_EXERCISE DESCRIPTION_
Each entry below must be repeated exactly, with pictures left out.

**** MATERIAL FOR THIS EXERCISE

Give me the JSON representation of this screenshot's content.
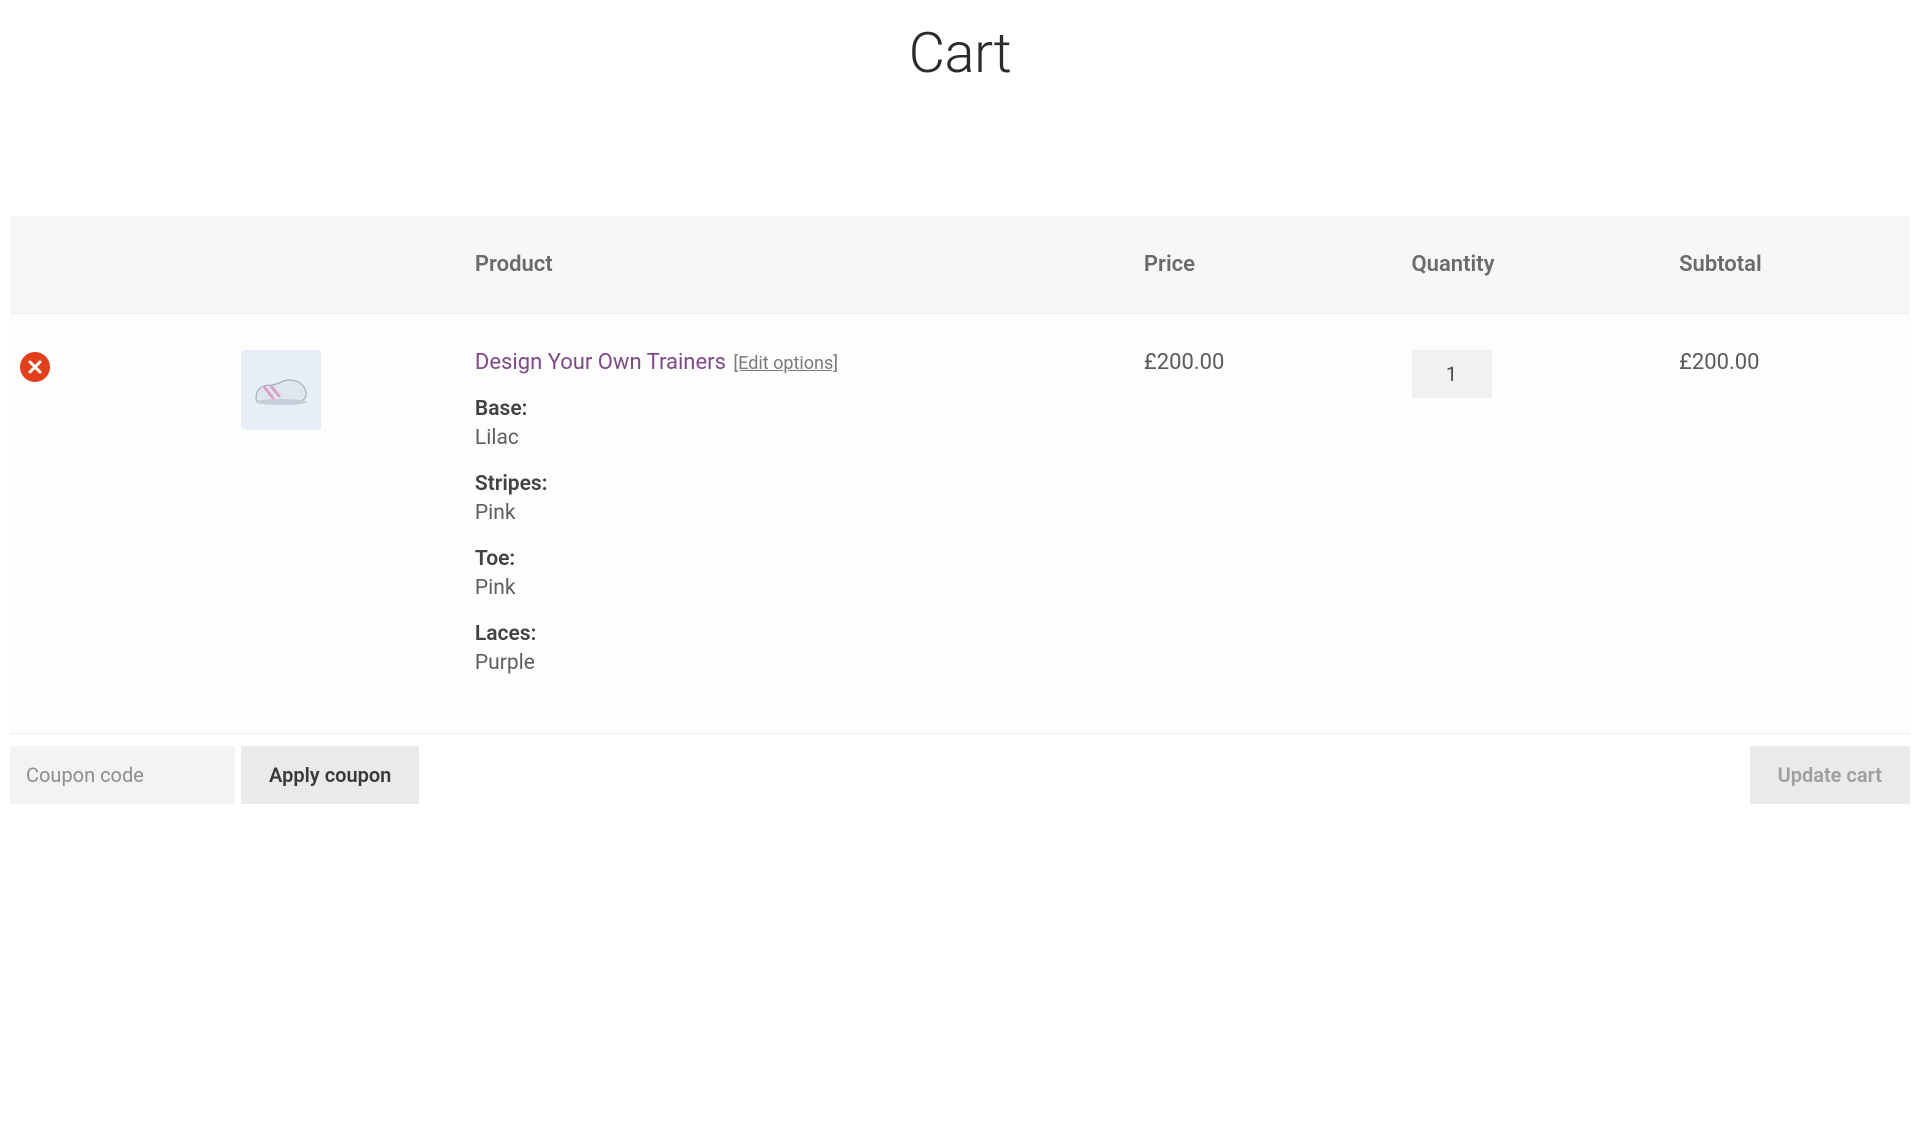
{
  "page": {
    "title": "Cart"
  },
  "table": {
    "headers": {
      "product": "Product",
      "price": "Price",
      "quantity": "Quantity",
      "subtotal": "Subtotal"
    }
  },
  "item": {
    "name": "Design Your Own Trainers",
    "edit_label": "[Edit options]",
    "price": "£200.00",
    "quantity": "1",
    "subtotal": "£200.00",
    "variations": [
      {
        "label": "Base:",
        "value": "Lilac"
      },
      {
        "label": "Stripes:",
        "value": "Pink"
      },
      {
        "label": "Toe:",
        "value": "Pink"
      },
      {
        "label": "Laces:",
        "value": "Purple"
      }
    ]
  },
  "coupon": {
    "placeholder": "Coupon code",
    "apply_label": "Apply coupon"
  },
  "update_cart_label": "Update cart"
}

********

_TASK RESULT_
Give me the JSON representation of this screenshot's content.
{
  "page": {
    "title": "Cart"
  },
  "table": {
    "headers": {
      "product": "Product",
      "price": "Price",
      "quantity": "Quantity",
      "subtotal": "Subtotal"
    }
  },
  "item": {
    "name": "Design Your Own Trainers",
    "edit_label": "[Edit options]",
    "price": "£200.00",
    "quantity": "1",
    "subtotal": "£200.00",
    "variations": [
      {
        "label": "Base:",
        "value": "Lilac"
      },
      {
        "label": "Stripes:",
        "value": "Pink"
      },
      {
        "label": "Toe:",
        "value": "Pink"
      },
      {
        "label": "Laces:",
        "value": "Purple"
      }
    ]
  },
  "coupon": {
    "placeholder": "Coupon code",
    "apply_label": "Apply coupon"
  },
  "update_cart_label": "Update cart"
}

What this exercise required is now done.